[Extracted data entries]

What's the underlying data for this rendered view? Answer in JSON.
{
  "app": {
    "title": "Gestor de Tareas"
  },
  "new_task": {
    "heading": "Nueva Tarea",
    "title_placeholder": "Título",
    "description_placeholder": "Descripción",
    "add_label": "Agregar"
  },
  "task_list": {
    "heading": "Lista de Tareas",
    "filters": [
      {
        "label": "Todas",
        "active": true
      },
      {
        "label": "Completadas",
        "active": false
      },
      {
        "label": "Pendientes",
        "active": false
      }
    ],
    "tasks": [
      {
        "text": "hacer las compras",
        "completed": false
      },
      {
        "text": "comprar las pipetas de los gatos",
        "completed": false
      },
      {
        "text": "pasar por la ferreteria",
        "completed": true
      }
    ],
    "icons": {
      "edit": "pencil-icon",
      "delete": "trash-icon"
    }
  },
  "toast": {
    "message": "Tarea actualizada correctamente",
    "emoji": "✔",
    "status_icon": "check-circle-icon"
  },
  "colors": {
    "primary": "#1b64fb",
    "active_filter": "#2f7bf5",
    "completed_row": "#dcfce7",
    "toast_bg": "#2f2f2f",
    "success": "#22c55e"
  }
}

Given instruction -
Print the complete listing again, exactly as it stands.

Solution for this task -
What's the underlying data for this rendered view? Answer in JSON.
{
  "app": {
    "title": "Gestor de Tareas"
  },
  "new_task": {
    "heading": "Nueva Tarea",
    "title_placeholder": "Título",
    "description_placeholder": "Descripción",
    "add_label": "Agregar"
  },
  "task_list": {
    "heading": "Lista de Tareas",
    "filters": [
      {
        "label": "Todas",
        "active": true
      },
      {
        "label": "Completadas",
        "active": false
      },
      {
        "label": "Pendientes",
        "active": false
      }
    ],
    "tasks": [
      {
        "text": "hacer las compras",
        "completed": false
      },
      {
        "text": "comprar las pipetas de los gatos",
        "completed": false
      },
      {
        "text": "pasar por la ferreteria",
        "completed": true
      }
    ],
    "icons": {
      "edit": "pencil-icon",
      "delete": "trash-icon"
    }
  },
  "toast": {
    "message": "Tarea actualizada correctamente",
    "emoji": "✔",
    "status_icon": "check-circle-icon"
  },
  "colors": {
    "primary": "#1b64fb",
    "active_filter": "#2f7bf5",
    "completed_row": "#dcfce7",
    "toast_bg": "#2f2f2f",
    "success": "#22c55e"
  }
}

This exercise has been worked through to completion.